◆ **What you should do**:
Return each line of the listing that contains the string "group".

◆ **Dataset excerpts**:
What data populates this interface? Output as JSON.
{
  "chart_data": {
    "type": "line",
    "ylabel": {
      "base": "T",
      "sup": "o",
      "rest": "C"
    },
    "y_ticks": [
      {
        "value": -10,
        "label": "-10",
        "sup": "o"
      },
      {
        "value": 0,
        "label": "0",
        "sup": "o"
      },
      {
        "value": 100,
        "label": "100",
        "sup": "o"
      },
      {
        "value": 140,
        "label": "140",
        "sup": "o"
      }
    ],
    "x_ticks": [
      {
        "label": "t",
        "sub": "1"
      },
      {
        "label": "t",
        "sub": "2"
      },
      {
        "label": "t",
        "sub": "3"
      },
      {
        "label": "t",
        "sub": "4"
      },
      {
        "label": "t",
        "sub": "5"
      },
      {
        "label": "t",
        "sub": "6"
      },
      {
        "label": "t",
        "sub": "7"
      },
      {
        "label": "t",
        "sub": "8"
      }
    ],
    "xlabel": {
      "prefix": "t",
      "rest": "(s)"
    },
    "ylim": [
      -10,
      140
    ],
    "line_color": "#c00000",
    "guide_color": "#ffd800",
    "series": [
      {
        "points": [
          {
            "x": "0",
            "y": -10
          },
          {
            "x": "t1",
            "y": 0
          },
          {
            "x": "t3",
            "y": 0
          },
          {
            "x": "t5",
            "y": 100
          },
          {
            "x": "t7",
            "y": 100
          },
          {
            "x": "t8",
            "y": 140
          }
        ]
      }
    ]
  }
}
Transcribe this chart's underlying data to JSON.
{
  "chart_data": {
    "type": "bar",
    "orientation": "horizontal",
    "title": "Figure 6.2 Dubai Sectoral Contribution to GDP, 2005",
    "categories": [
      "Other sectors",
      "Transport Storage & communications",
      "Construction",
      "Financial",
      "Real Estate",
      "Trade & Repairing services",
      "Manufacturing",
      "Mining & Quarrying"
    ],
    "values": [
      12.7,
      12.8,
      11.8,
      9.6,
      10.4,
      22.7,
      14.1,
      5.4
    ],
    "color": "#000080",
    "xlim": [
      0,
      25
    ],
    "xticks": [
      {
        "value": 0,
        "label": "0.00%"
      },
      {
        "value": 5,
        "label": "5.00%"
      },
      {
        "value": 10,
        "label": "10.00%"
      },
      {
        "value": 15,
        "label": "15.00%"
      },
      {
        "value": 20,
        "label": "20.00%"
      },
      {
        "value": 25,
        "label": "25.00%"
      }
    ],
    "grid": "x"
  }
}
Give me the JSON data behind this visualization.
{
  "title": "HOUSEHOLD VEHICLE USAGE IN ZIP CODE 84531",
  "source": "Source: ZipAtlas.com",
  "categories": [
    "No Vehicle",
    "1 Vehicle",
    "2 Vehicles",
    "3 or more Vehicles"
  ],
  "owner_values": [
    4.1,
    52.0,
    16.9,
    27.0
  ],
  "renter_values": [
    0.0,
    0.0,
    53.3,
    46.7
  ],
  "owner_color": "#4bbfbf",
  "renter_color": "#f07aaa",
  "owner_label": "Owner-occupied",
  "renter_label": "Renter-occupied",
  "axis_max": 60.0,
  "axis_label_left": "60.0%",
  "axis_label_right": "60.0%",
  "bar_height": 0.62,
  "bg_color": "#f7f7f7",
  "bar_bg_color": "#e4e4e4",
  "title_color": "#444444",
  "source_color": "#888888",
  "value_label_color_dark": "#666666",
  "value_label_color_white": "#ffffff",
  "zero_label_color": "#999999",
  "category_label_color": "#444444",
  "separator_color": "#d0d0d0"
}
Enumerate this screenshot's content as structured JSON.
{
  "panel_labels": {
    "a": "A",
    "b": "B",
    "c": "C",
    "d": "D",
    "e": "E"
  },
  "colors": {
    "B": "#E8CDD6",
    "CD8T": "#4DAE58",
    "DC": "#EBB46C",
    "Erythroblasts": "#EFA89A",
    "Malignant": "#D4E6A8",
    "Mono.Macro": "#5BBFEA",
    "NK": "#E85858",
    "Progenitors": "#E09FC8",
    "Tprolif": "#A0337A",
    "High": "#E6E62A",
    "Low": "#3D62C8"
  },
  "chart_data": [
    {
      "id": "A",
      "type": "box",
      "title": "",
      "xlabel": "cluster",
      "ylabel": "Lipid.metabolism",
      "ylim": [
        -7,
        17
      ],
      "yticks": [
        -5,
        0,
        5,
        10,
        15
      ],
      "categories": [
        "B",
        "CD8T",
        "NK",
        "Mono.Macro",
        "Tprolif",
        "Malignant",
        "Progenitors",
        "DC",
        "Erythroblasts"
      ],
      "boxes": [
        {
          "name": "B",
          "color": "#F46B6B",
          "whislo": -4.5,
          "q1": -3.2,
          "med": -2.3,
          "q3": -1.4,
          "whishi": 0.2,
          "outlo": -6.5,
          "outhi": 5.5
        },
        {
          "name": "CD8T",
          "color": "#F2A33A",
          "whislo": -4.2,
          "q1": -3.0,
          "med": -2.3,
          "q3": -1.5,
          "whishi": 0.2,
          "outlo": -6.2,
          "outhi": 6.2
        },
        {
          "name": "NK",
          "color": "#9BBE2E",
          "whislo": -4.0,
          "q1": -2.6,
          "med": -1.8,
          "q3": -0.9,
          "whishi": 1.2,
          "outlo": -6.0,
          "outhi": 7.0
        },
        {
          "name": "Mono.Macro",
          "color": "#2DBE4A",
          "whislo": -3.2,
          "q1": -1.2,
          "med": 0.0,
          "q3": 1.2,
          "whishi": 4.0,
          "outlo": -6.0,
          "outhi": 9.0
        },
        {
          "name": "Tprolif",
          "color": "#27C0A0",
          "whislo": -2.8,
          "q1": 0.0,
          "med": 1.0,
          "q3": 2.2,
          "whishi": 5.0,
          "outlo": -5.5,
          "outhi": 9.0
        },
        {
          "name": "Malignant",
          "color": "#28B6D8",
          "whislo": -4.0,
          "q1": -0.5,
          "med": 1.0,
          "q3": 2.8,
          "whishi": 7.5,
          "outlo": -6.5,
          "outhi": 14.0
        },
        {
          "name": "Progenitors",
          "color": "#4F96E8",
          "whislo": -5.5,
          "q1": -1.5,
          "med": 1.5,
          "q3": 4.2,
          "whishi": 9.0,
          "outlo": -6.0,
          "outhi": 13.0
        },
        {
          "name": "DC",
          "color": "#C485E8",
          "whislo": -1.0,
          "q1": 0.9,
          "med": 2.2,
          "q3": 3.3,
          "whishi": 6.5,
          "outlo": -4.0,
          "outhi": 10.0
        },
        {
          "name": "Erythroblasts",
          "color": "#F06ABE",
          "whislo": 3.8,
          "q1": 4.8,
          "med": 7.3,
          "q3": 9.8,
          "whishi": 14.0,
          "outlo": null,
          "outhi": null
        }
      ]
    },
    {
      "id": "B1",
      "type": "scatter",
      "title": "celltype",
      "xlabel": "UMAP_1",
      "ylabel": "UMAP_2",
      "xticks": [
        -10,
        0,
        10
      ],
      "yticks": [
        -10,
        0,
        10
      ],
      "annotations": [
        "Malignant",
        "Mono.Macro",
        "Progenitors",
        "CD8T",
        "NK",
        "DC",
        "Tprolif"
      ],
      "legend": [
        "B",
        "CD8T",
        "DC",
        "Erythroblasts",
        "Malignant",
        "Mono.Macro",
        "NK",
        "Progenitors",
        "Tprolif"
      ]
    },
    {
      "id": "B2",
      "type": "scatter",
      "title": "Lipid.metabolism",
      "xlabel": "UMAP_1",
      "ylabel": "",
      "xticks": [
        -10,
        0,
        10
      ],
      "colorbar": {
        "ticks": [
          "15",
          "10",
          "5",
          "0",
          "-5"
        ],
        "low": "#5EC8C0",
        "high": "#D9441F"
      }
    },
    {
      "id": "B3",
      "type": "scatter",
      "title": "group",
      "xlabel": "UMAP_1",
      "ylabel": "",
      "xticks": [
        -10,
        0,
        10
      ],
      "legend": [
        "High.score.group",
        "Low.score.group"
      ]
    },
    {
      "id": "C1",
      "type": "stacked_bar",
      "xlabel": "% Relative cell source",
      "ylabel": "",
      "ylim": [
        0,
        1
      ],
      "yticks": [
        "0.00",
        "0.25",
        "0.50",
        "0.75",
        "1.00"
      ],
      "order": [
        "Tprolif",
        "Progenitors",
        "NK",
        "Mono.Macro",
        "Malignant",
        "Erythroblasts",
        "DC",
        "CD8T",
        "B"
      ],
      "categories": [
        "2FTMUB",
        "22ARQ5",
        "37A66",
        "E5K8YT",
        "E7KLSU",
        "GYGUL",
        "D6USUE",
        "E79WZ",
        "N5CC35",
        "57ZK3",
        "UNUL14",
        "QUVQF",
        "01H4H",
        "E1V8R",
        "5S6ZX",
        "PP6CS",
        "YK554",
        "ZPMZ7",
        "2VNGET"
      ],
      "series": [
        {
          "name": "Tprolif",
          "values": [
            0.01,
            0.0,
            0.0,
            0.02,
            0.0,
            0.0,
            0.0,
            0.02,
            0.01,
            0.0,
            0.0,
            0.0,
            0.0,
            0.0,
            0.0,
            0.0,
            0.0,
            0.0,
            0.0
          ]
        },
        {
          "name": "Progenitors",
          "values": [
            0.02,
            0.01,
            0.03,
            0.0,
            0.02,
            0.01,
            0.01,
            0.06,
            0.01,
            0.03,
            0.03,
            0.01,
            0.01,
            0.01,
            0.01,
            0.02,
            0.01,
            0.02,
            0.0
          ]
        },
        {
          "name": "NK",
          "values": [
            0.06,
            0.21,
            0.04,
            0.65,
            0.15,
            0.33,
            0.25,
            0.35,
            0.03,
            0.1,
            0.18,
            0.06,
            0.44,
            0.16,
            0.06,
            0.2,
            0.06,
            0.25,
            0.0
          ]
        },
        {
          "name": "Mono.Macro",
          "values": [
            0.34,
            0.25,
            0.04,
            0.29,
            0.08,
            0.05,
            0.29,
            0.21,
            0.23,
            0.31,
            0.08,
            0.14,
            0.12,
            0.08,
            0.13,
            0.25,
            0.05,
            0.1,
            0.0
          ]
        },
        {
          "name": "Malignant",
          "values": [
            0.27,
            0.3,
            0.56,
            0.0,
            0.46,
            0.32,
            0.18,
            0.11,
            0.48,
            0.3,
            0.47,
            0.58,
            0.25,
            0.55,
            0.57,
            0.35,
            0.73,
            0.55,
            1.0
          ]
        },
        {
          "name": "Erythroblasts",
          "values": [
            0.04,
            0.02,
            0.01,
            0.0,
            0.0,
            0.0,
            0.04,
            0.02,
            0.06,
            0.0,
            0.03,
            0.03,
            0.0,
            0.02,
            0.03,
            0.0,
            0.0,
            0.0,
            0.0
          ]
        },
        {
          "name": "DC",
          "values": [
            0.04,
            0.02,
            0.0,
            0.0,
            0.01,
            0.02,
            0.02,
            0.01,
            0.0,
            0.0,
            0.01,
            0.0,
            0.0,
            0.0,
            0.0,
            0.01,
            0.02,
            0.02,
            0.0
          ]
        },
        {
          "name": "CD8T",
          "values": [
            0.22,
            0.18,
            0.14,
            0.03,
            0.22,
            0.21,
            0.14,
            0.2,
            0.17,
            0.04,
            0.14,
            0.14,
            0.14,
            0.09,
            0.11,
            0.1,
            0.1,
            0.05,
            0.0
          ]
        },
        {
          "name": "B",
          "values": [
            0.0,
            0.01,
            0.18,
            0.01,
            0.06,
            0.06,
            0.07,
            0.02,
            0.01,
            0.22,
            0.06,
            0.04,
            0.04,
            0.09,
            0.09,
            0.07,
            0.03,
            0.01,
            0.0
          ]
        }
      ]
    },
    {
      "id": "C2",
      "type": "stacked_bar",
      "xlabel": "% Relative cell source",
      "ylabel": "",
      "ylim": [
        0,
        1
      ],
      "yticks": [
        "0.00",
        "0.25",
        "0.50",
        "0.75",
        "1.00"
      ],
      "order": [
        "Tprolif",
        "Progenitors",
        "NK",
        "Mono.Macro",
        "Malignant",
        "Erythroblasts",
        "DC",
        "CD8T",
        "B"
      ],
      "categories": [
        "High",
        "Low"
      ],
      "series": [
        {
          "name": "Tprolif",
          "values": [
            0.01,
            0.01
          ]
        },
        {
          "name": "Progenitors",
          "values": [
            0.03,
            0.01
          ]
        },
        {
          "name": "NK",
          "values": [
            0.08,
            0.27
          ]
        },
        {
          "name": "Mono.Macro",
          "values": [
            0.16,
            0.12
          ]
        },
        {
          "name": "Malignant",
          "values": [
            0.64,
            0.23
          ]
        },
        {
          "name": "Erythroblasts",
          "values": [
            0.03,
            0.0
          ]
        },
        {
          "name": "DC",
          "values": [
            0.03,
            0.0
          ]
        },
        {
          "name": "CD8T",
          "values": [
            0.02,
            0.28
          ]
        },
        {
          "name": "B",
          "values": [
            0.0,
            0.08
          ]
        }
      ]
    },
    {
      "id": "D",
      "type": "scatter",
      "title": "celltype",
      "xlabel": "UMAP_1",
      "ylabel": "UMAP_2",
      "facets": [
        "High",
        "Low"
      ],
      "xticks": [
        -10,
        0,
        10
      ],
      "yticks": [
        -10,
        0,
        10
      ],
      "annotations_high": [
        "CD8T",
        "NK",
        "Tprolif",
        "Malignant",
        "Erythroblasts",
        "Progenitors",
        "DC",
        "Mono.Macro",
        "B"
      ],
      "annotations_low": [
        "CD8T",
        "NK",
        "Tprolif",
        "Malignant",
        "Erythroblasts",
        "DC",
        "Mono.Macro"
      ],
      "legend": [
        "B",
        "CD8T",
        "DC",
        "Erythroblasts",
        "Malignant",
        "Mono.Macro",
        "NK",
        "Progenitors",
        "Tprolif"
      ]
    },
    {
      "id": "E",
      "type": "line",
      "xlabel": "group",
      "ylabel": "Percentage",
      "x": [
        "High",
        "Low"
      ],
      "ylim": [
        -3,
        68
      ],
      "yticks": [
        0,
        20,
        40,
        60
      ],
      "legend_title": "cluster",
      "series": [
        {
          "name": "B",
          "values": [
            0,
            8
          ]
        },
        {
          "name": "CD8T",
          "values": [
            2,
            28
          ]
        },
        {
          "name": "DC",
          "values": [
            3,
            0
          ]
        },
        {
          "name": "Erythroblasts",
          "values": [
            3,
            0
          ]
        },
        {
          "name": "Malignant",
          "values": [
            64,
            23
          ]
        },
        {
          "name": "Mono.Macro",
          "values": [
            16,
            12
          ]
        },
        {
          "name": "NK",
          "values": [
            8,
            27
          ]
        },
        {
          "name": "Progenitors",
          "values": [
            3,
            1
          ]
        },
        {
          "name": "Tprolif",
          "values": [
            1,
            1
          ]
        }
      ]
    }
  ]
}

◆ **Reply**:
      "title": "group",
        "High.score.group",
        "Low.score.group"
      "xlabel": "group",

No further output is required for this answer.